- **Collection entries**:
____
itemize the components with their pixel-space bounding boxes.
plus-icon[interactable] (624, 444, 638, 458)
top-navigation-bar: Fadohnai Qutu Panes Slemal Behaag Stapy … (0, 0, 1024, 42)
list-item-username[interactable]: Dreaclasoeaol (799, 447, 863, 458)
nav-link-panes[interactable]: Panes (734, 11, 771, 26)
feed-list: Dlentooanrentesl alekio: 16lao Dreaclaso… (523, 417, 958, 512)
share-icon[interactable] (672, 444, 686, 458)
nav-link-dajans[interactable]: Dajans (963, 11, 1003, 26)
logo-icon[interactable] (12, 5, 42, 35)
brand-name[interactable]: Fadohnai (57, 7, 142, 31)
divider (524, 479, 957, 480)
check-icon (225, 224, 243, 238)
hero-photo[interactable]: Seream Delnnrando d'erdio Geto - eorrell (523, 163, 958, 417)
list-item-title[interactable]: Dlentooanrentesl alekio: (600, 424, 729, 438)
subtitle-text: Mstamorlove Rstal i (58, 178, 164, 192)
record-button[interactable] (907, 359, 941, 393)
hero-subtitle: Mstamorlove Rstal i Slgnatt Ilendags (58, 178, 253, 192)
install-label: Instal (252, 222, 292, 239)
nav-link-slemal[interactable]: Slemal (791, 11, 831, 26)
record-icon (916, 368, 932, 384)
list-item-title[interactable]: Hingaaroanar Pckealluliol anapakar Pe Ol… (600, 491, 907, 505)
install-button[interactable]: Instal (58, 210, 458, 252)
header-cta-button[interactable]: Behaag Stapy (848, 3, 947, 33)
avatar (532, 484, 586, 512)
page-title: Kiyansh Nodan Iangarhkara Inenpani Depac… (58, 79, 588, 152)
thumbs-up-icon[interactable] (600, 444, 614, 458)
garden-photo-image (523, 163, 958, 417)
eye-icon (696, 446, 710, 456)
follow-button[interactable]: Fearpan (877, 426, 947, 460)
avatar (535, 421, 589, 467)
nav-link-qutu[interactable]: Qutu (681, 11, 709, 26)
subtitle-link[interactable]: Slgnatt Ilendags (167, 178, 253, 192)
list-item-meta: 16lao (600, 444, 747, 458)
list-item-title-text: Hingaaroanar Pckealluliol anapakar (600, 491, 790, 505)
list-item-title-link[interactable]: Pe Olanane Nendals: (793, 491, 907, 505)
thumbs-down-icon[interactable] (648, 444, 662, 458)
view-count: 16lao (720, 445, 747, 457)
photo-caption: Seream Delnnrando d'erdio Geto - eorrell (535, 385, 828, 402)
____
Retype every line of the records above without changing anything.

itemize the components with their pixel-space bounding boxes.
plus-icon[interactable] (624, 444, 638, 458)
top-navigation-bar: Fadohnai Qutu Panes Slemal Behaag Stapy … (0, 0, 1024, 42)
list-item-username[interactable]: Dreaclasoeaol (799, 447, 863, 458)
nav-link-panes[interactable]: Panes (734, 11, 771, 26)
feed-list: Dlentooanrentesl alekio: 16lao Dreaclaso… (523, 417, 958, 512)
share-icon[interactable] (672, 444, 686, 458)
nav-link-dajans[interactable]: Dajans (963, 11, 1003, 26)
logo-icon[interactable] (12, 5, 42, 35)
brand-name[interactable]: Fadohnai (57, 7, 142, 31)
divider (524, 479, 957, 480)
check-icon (225, 224, 243, 238)
hero-photo[interactable]: Seream Delnnrando d'erdio Geto - eorrell (523, 163, 958, 417)
list-item-title[interactable]: Dlentooanrentesl alekio: (600, 424, 729, 438)
subtitle-text: Mstamorlove Rstal i (58, 178, 164, 192)
record-button[interactable] (907, 359, 941, 393)
hero-subtitle: Mstamorlove Rstal i Slgnatt Ilendags (58, 178, 253, 192)
install-label: Instal (252, 222, 292, 239)
nav-link-slemal[interactable]: Slemal (791, 11, 831, 26)
record-icon (916, 368, 932, 384)
list-item-title[interactable]: Hingaaroanar Pckealluliol anapakar Pe Ol… (600, 491, 907, 505)
install-button[interactable]: Instal (58, 210, 458, 252)
header-cta-button[interactable]: Behaag Stapy (848, 3, 947, 33)
avatar (532, 484, 586, 512)
page-title: Kiyansh Nodan Iangarhkara Inenpani Depac… (58, 79, 588, 152)
thumbs-up-icon[interactable] (600, 444, 614, 458)
garden-photo-image (523, 163, 958, 417)
eye-icon (696, 446, 710, 456)
follow-button[interactable]: Fearpan (877, 426, 947, 460)
avatar (535, 421, 589, 467)
nav-link-qutu[interactable]: Qutu (681, 11, 709, 26)
subtitle-link[interactable]: Slgnatt Ilendags (167, 178, 253, 192)
list-item-meta: 16lao (600, 444, 747, 458)
list-item-title-text: Hingaaroanar Pckealluliol anapakar (600, 491, 790, 505)
list-item-title-link[interactable]: Pe Olanane Nendals: (793, 491, 907, 505)
thumbs-down-icon[interactable] (648, 444, 662, 458)
view-count: 16lao (720, 445, 747, 457)
photo-caption: Seream Delnnrando d'erdio Geto - eorrell (535, 385, 828, 402)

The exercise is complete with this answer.